- **Material provided**
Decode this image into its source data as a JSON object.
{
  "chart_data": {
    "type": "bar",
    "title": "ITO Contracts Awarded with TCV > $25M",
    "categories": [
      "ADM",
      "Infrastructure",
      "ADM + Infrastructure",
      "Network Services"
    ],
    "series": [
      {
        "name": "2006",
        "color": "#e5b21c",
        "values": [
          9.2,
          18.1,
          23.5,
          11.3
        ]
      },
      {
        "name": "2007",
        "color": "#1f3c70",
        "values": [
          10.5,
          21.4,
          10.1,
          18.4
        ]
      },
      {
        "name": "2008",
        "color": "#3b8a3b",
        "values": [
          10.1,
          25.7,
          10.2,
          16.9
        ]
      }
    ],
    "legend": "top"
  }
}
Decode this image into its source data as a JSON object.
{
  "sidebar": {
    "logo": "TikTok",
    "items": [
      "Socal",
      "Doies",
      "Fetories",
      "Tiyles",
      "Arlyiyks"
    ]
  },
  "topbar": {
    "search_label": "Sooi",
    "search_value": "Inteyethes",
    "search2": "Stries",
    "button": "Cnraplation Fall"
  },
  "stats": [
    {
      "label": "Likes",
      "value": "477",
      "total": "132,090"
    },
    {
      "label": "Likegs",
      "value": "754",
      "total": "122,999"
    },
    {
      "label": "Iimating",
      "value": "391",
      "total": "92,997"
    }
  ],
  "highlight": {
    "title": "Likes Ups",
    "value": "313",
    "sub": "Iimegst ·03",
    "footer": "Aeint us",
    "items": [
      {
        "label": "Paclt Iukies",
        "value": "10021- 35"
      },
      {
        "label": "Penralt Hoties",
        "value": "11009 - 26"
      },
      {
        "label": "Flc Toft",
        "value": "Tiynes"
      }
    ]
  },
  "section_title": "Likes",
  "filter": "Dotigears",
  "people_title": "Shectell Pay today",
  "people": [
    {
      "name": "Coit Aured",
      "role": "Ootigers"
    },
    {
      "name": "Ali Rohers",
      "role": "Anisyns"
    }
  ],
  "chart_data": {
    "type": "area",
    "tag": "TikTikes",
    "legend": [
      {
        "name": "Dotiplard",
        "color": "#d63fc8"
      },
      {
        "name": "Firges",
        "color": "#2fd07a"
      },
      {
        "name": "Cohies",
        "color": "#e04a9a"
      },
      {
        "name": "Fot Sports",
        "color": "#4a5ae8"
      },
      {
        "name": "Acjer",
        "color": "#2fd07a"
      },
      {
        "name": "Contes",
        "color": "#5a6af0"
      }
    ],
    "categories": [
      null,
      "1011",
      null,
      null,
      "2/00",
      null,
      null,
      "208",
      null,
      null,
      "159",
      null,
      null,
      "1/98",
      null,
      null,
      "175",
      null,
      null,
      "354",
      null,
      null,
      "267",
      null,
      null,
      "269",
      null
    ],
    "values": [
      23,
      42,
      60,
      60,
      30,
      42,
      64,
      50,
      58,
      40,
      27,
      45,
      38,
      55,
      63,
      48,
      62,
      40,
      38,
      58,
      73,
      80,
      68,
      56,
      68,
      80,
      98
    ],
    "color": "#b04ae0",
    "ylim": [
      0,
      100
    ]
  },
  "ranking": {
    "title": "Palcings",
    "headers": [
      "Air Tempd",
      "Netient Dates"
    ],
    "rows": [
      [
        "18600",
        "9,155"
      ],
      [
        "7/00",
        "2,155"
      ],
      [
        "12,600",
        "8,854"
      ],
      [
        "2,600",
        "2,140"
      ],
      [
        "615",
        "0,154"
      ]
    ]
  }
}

==

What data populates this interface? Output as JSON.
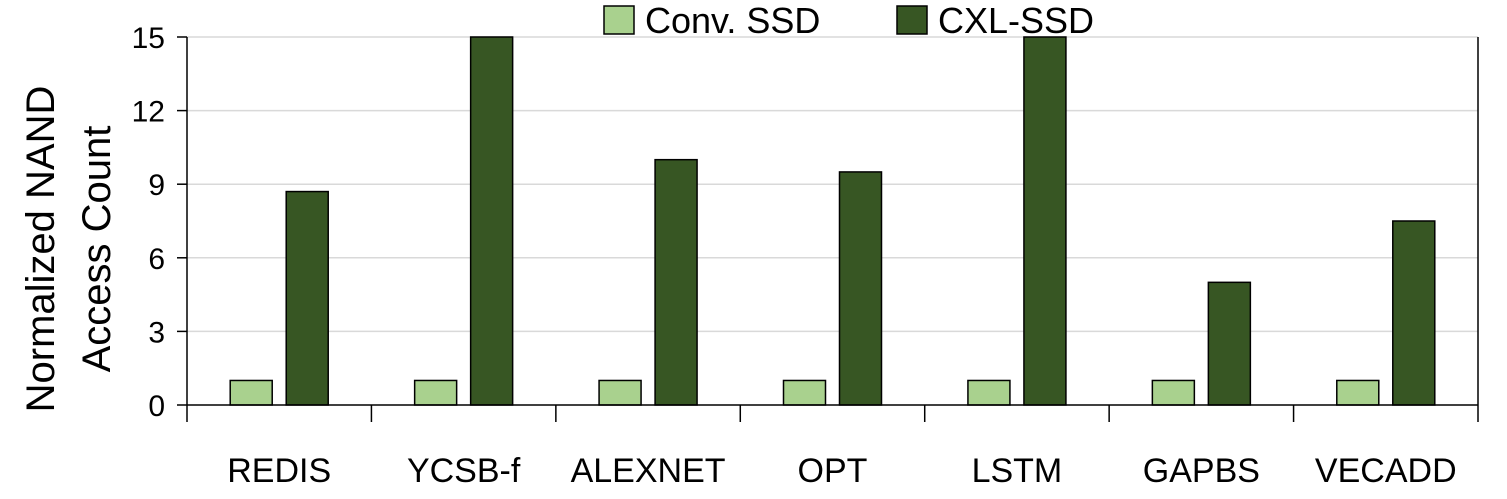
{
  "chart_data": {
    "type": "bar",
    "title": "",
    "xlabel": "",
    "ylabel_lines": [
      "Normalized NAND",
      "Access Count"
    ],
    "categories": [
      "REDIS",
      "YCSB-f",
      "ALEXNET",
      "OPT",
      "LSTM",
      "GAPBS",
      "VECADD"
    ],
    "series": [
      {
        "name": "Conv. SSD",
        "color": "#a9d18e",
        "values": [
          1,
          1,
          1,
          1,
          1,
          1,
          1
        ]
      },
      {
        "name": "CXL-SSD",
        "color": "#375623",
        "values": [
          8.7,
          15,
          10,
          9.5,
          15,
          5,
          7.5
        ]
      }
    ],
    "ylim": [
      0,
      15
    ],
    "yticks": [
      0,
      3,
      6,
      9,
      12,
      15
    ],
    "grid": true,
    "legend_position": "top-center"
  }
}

- **Short problem**
Using the records given above, list every line that includes the word "Likes".

- **Worked solution**
      "label": "Likes",
    "title": "Likes Ups",
  "section_title": "Likes",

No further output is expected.